▶ **REQUIREMENT**:
Return verbatim every line from the start of the listing through the line containing "In FIG. 17, the plurality of slots 131", including both ends.

begin RECORDS

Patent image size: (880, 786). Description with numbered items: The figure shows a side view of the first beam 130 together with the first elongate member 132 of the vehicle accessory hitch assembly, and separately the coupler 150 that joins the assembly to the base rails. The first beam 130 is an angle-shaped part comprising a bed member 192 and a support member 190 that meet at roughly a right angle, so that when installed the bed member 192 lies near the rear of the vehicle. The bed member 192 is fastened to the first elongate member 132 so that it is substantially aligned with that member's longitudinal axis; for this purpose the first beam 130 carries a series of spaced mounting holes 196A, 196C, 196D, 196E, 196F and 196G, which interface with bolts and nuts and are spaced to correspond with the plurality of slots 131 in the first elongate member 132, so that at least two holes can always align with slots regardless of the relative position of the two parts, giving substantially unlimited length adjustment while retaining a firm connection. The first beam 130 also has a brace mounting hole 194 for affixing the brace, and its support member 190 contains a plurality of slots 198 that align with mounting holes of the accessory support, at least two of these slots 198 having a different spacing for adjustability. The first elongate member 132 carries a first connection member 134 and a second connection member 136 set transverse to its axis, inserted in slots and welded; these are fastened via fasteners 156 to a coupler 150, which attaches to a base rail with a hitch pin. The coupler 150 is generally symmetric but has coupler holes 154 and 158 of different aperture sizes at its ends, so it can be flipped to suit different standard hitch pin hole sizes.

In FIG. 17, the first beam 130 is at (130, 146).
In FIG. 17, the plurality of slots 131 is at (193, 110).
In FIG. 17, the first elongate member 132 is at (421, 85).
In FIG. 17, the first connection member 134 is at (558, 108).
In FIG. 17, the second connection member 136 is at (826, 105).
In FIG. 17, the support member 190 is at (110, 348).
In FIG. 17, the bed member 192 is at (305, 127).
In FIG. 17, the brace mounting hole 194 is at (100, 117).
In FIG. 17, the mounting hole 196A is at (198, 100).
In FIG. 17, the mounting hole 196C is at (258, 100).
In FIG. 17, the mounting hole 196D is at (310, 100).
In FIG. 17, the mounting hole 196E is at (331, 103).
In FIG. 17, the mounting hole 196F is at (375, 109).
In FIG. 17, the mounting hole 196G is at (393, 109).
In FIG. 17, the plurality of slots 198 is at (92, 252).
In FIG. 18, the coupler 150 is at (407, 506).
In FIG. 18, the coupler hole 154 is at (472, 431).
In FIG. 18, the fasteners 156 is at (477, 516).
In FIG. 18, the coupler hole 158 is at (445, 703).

end RECORDS

▶ **WRITTEN SOLUTION**:
Patent image size: (880, 786). Description with numbered items: The figure shows a side view of the first beam 130 together with the first elongate member 132 of the vehicle accessory hitch assembly, and separately the coupler 150 that joins the assembly to the base rails. The first beam 130 is an angle-shaped part comprising a bed member 192 and a support member 190 that meet at roughly a right angle, so that when installed the bed member 192 lies near the rear of the vehicle. The bed member 192 is fastened to the first elongate member 132 so that it is substantially aligned with that member's longitudinal axis; for this purpose the first beam 130 carries a series of spaced mounting holes 196A, 196C, 196D, 196E, 196F and 196G, which interface with bolts and nuts and are spaced to correspond with the plurality of slots 131 in the first elongate member 132, so that at least two holes can always align with slots regardless of the relative position of the two parts, giving substantially unlimited length adjustment while retaining a firm connection. The first beam 130 also has a brace mounting hole 194 for affixing the brace, and its support member 190 contains a plurality of slots 198 that align with mounting holes of the accessory support, at least two of these slots 198 having a different spacing for adjustability. The first elongate member 132 carries a first connection member 134 and a second connection member 136 set transverse to its axis, inserted in slots and welded; these are fastened via fasteners 156 to a coupler 150, which attaches to a base rail with a hitch pin. The coupler 150 is generally symmetric but has coupler holes 154 and 158 of different aperture sizes at its ends, so it can be flipped to suit different standard hitch pin hole sizes.

In FIG. 17, the first beam 130 is at (130, 146).
In FIG. 17, the plurality of slots 131 is at (193, 110).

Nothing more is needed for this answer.